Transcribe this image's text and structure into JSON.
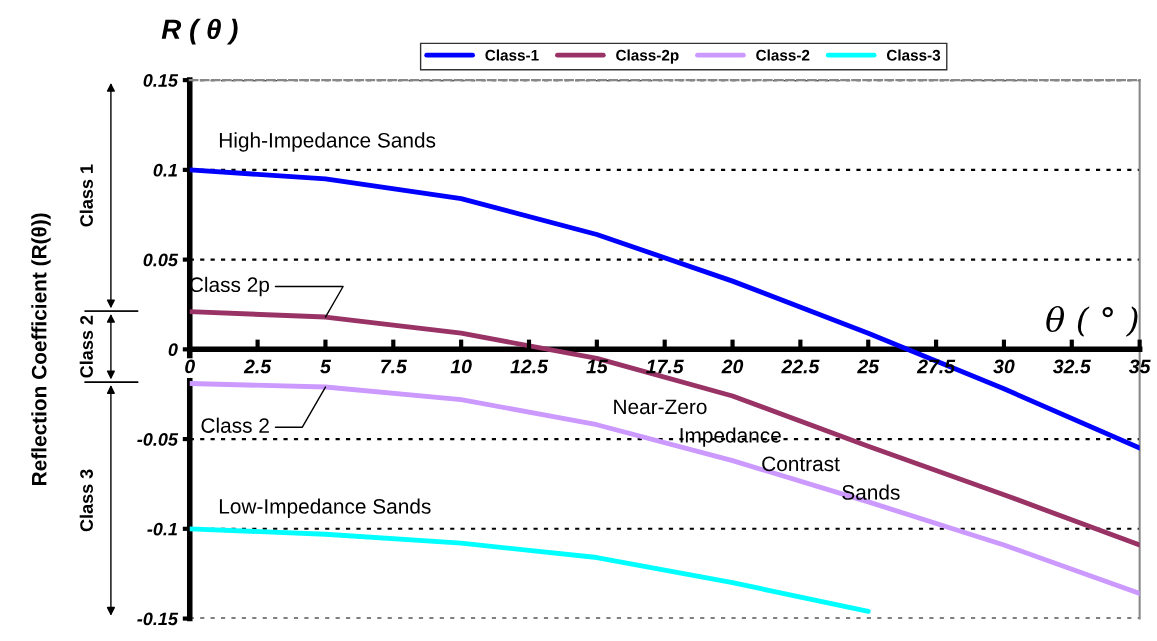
{
  "chart_data": {
    "type": "line",
    "title": "R ( θ )",
    "xlabel": "θ ( ° )",
    "ylabel": "Reflection Coefficient (R(θ))",
    "x": [
      0,
      5,
      10,
      15,
      20,
      25,
      30,
      35
    ],
    "series": [
      {
        "name": "Class-1",
        "color": "#0000ff",
        "values": [
          0.1,
          0.095,
          0.084,
          0.064,
          0.038,
          0.009,
          -0.022,
          -0.055
        ]
      },
      {
        "name": "Class-2p",
        "color": "#993366",
        "values": [
          0.021,
          0.018,
          0.009,
          -0.005,
          -0.026,
          -0.054,
          -0.081,
          -0.109
        ]
      },
      {
        "name": "Class-2",
        "color": "#cc99ff",
        "values": [
          -0.019,
          -0.021,
          -0.028,
          -0.042,
          -0.062,
          -0.085,
          -0.109,
          -0.136
        ]
      },
      {
        "name": "Class-3",
        "color": "#00ffff",
        "values": [
          -0.1,
          -0.103,
          -0.108,
          -0.116,
          -0.13,
          -0.146,
          null,
          null
        ]
      }
    ],
    "xlim": [
      0,
      35
    ],
    "xticks": [
      0,
      2.5,
      5,
      7.5,
      10,
      12.5,
      15,
      17.5,
      20,
      22.5,
      25,
      27.5,
      30,
      32.5,
      35
    ],
    "ylim": [
      -0.15,
      0.15
    ],
    "yticks": [
      -0.15,
      -0.1,
      -0.05,
      0,
      0.05,
      0.1,
      0.15
    ],
    "grid": "y",
    "legend": "top",
    "line_style": "solid",
    "annotations": [
      "Class 1",
      "Class 2",
      "Class 3",
      "High-Impedance Sands",
      {
        "text": "Class 2p",
        "x": 5,
        "y": 0.018
      },
      {
        "text": "Class 2",
        "x": 5,
        "y": -0.021
      },
      "Low-Impedance Sands",
      "Near-Zero Impedance Contrast Sands"
    ]
  }
}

Given request: Copy out all of the material exactly as written, without its pictures.

Worked solution:
Transcribe this image's text and structure into JSON.
{
  "chart_data": {
    "type": "line",
    "title": "R ( θ )",
    "xlabel": "θ ( ° )",
    "ylabel": "Reflection Coefficient (R(θ))",
    "x": [
      0,
      5,
      10,
      15,
      20,
      25,
      30,
      35
    ],
    "series": [
      {
        "name": "Class-1",
        "color": "#0000ff",
        "values": [
          0.1,
          0.095,
          0.084,
          0.064,
          0.038,
          0.009,
          -0.022,
          -0.055
        ]
      },
      {
        "name": "Class-2p",
        "color": "#993366",
        "values": [
          0.021,
          0.018,
          0.009,
          -0.005,
          -0.026,
          -0.054,
          -0.081,
          -0.109
        ]
      },
      {
        "name": "Class-2",
        "color": "#cc99ff",
        "values": [
          -0.019,
          -0.021,
          -0.028,
          -0.042,
          -0.062,
          -0.085,
          -0.109,
          -0.136
        ]
      },
      {
        "name": "Class-3",
        "color": "#00ffff",
        "values": [
          -0.1,
          -0.103,
          -0.108,
          -0.116,
          -0.13,
          -0.146,
          null,
          null
        ]
      }
    ],
    "xlim": [
      0,
      35
    ],
    "xticks": [
      0,
      2.5,
      5,
      7.5,
      10,
      12.5,
      15,
      17.5,
      20,
      22.5,
      25,
      27.5,
      30,
      32.5,
      35
    ],
    "ylim": [
      -0.15,
      0.15
    ],
    "yticks": [
      -0.15,
      -0.1,
      -0.05,
      0,
      0.05,
      0.1,
      0.15
    ],
    "grid": "y",
    "legend": "top",
    "line_style": "solid",
    "annotations": [
      "Class 1",
      "Class 2",
      "Class 3",
      "High-Impedance Sands",
      {
        "text": "Class 2p",
        "x": 5,
        "y": 0.018
      },
      {
        "text": "Class 2",
        "x": 5,
        "y": -0.021
      },
      "Low-Impedance Sands",
      "Near-Zero Impedance Contrast Sands"
    ]
  }
}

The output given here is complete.